● SUPPLIED PASSAGE:
--- Begin ---
Typically you'd need to set the ENV VARIABLES to the PATH using specific methods via BASH for the OS you're on. However, since we're only concerned with Python 3.X, we'll use the following script:

In [None]:
# Write ENV variables to OS via a Python script such as:

os.environ['PGPASS'] = 'password'
os.environ['PGUID'] = 'etluser'


'''Alternative for quickly setting env variables'''

# %env PGPASS=password
# %env PGUID=etluser

## Required Modules

<b>Resources</b>

SQL Alchemy: https://towardsdatascience.com/sqlalchemy-python-tutorial-79a577141a91

PyODBC: https://learn.microsoft.com/en-us/sql/connect/python/pyodbc/python-sql-driver-pyodbc?view=sql-server-ver16

Pandas: https://www.w3schools.com/python/pandas/default.asp

In [32]:
from sqlalchemy import create_engine
import pyodbc as odbc
import pandas as pd
import os

## Get variables from OS Environment

REMINDER: Never store variables within source!
--- End ---
● DATA PROVIDED:
--- Begin ---
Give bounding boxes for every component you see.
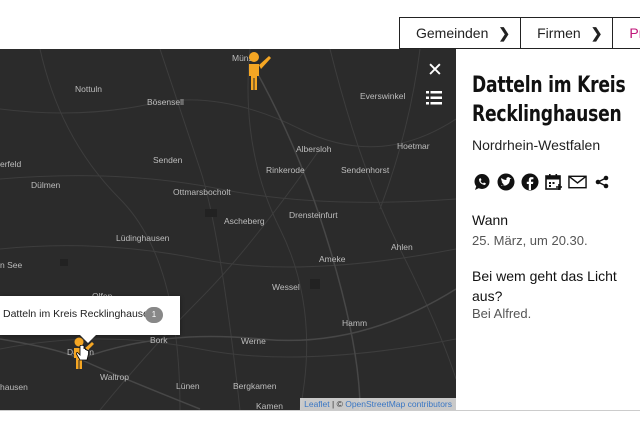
--- End ---
● THINGS TO DO:
**a)** Reproduce word for word the part of the environment-variables passage from "Pandas: https://www.w3schools.com/python/pandas/default.asp" up to and including "variables within source!".
**b)** For each statement, say whether it agrees with the environment-variables passage, and support each yes or no with the passage's exact deciding words: (i) the script is meant for Python 3.X; (ii) pyodbc is imported under the alias pd; (iii) variables should be stored within source.
The data has no role in this work.

● ANSWERS FOR THIS EXERCISE:
**a)**
Pandas: https://www.w3schools.com/python/pandas/default.asp

In [32]:
from sqlalchemy import create_engine
import pyodbc as odbc
import pandas as pd
import os

## Get variables from OS Environment

REMINDER: Never store variables within source!

**b)**
(i) Yes: "since we're only concerned with Python 3.X, we'll use the following script"
(ii) No: "import pyodbc as odbc"
(iii) No: "REMINDER: Never store variables within source!"